Directive
Count every line in the data below where "JSON" occurs, then state that number and nothing more.

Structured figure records

--- START ---

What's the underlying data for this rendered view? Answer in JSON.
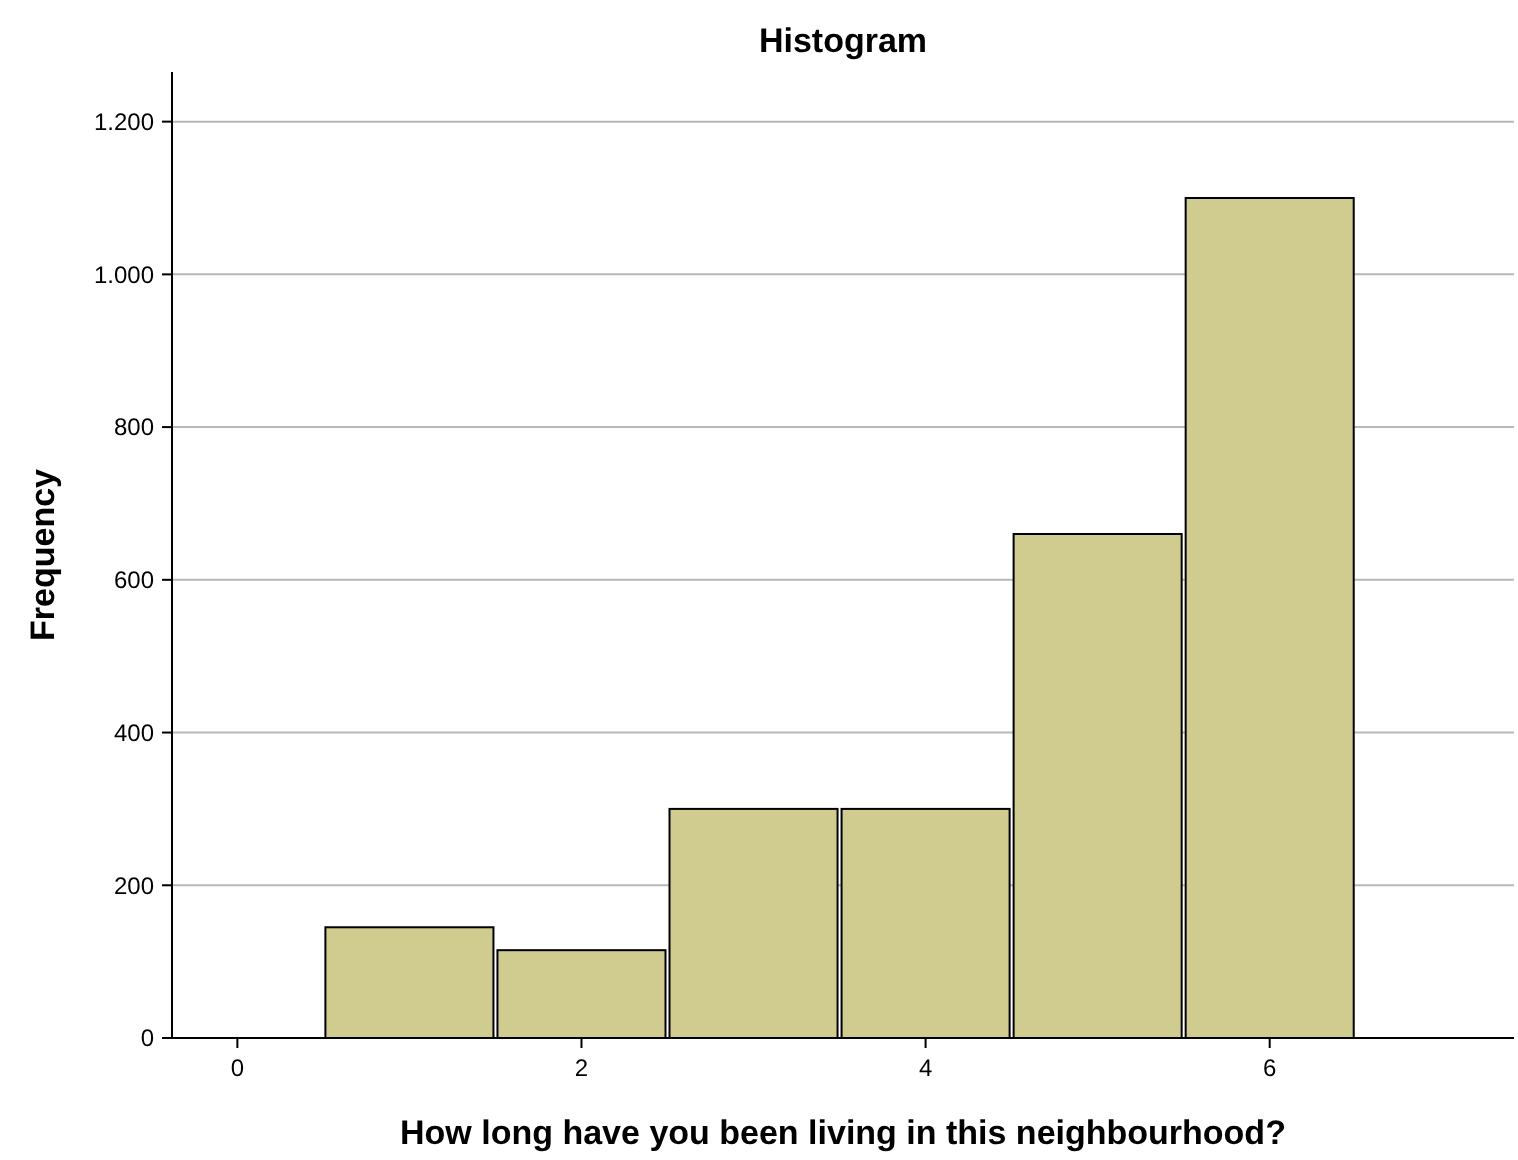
{
  "chart_data": {
    "type": "histogram",
    "title": "Histogram",
    "xlabel": "How long have you been living in this neighbourhood?",
    "ylabel": "Frequency",
    "bins": [
      0.5,
      1.5,
      2.5,
      3.5,
      4.5,
      5.5,
      6.5
    ],
    "values": [
      145,
      115,
      300,
      300,
      660,
      1100
    ],
    "color": "#d0cb8f",
    "xlim": [
      -0.38,
      7.42
    ],
    "xticks": [
      0,
      2,
      4,
      6
    ],
    "ylim": [
      0,
      1265
    ],
    "yticks": [
      0,
      200,
      400,
      600,
      800,
      {
        "value": 1000,
        "label": "1.000"
      },
      {
        "value": 1200,
        "label": "1.200"
      }
    ],
    "grid": "y"
  }
}
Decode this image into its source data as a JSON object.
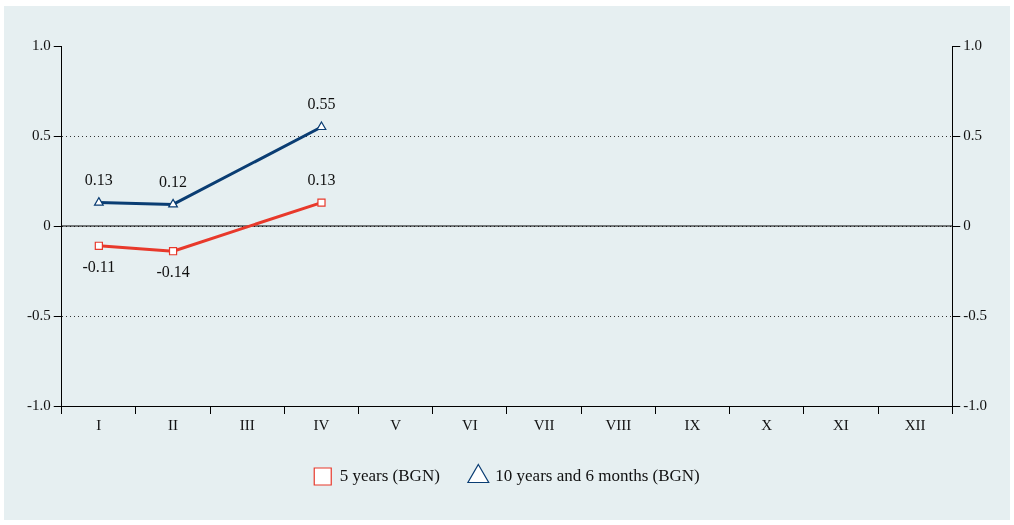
{
  "chart_data": {
    "type": "line",
    "categories": [
      "I",
      "II",
      "III",
      "IV",
      "V",
      "VI",
      "VII",
      "VIII",
      "IX",
      "X",
      "XI",
      "XII"
    ],
    "series": [
      {
        "name": "5 years (BGN)",
        "color": "#e8392b",
        "marker": "square",
        "values": [
          -0.11,
          -0.14,
          null,
          0.13,
          null,
          null,
          null,
          null,
          null,
          null,
          null,
          null
        ]
      },
      {
        "name": "10 years and 6 months (BGN)",
        "color": "#0a3d73",
        "marker": "triangle",
        "values": [
          0.13,
          0.12,
          null,
          0.55,
          null,
          null,
          null,
          null,
          null,
          null,
          null,
          null
        ]
      }
    ],
    "ylim": [
      -1,
      1
    ],
    "yticks": [
      {
        "value": -1,
        "label": "-1.0"
      },
      {
        "value": -0.5,
        "label": "-0.5"
      },
      0,
      {
        "value": 0.5,
        "label": "0.5"
      },
      {
        "value": 1,
        "label": "1.0"
      }
    ],
    "y2lim": [
      -1,
      1
    ],
    "y2ticks": [
      {
        "value": -1,
        "label": "-1.0"
      },
      {
        "value": -0.5,
        "label": "-0.5"
      },
      0,
      {
        "value": 0.5,
        "label": "0.5"
      },
      {
        "value": 1,
        "label": "1.0"
      }
    ],
    "ref_lines": [
      {
        "axis": "y",
        "value": 0
      }
    ],
    "grid": "y",
    "line_style": "solid",
    "data_labels": true,
    "legend": "bottom"
  }
}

--- END ---

Written response
2